** START Available data **

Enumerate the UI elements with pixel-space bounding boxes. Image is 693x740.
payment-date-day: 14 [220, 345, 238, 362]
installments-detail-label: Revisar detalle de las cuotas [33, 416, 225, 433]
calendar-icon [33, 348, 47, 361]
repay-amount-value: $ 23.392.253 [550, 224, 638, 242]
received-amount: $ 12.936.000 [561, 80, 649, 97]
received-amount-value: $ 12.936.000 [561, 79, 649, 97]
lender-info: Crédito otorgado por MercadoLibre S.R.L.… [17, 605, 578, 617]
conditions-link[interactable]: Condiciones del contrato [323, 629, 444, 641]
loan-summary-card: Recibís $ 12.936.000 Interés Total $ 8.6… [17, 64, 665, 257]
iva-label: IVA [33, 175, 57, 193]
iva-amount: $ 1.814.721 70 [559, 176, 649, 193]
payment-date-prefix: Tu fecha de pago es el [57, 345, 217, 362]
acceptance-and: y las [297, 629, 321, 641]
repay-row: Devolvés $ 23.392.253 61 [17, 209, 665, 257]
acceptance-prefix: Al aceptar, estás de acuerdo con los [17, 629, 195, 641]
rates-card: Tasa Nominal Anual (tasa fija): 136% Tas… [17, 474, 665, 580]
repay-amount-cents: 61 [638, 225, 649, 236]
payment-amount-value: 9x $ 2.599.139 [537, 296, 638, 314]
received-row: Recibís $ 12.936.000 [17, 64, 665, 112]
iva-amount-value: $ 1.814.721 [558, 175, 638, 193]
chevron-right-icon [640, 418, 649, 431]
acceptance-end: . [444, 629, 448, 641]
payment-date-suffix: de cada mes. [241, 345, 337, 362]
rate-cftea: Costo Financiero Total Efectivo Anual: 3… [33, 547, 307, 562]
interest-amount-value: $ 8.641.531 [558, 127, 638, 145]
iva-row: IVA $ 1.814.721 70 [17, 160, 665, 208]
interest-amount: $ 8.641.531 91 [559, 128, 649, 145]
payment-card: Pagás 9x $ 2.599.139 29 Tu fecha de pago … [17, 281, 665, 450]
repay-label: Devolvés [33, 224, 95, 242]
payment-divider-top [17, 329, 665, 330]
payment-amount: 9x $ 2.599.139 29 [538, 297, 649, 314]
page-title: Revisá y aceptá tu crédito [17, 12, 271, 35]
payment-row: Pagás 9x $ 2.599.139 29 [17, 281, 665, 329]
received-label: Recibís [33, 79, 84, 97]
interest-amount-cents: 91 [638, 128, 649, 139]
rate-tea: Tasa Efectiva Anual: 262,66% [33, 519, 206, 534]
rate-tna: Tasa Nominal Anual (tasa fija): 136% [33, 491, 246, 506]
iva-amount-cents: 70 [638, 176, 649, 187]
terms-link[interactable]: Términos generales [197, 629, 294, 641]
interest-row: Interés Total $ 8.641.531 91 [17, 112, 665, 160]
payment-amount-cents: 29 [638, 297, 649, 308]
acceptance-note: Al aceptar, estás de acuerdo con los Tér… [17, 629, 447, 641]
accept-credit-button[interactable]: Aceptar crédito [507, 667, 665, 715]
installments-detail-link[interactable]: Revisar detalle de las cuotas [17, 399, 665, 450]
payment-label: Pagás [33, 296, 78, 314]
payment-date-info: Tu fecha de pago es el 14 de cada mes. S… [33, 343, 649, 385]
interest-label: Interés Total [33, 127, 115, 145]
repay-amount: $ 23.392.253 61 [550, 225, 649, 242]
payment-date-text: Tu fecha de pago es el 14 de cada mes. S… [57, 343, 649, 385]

** END Available data **

*The task*: Rewrite the material from its first line up to and including the line with "received-row: Recibís $", changing "calendar-icon" to "date-icon" and leaving everything else as it is.

*Solution*:
Enumerate the UI elements with pixel-space bounding boxes. Image is 693x740.
payment-date-day: 14 [220, 345, 238, 362]
installments-detail-label: Revisar detalle de las cuotas [33, 416, 225, 433]
date-icon [33, 348, 47, 361]
repay-amount-value: $ 23.392.253 [550, 224, 638, 242]
received-amount: $ 12.936.000 [561, 80, 649, 97]
received-amount-value: $ 12.936.000 [561, 79, 649, 97]
lender-info: Crédito otorgado por MercadoLibre S.R.L.… [17, 605, 578, 617]
conditions-link[interactable]: Condiciones del contrato [323, 629, 444, 641]
loan-summary-card: Recibís $ 12.936.000 Interés Total $ 8.6… [17, 64, 665, 257]
iva-label: IVA [33, 175, 57, 193]
iva-amount: $ 1.814.721 70 [559, 176, 649, 193]
payment-date-prefix: Tu fecha de pago es el [57, 345, 217, 362]
acceptance-and: y las [297, 629, 321, 641]
repay-row: Devolvés $ 23.392.253 61 [17, 209, 665, 257]
acceptance-prefix: Al aceptar, estás de acuerdo con los [17, 629, 195, 641]
rates-card: Tasa Nominal Anual (tasa fija): 136% Tas… [17, 474, 665, 580]
repay-amount-cents: 61 [638, 225, 649, 236]
payment-amount-value: 9x $ 2.599.139 [537, 296, 638, 314]
received-row: Recibís $ 12.936.000 [17, 64, 665, 112]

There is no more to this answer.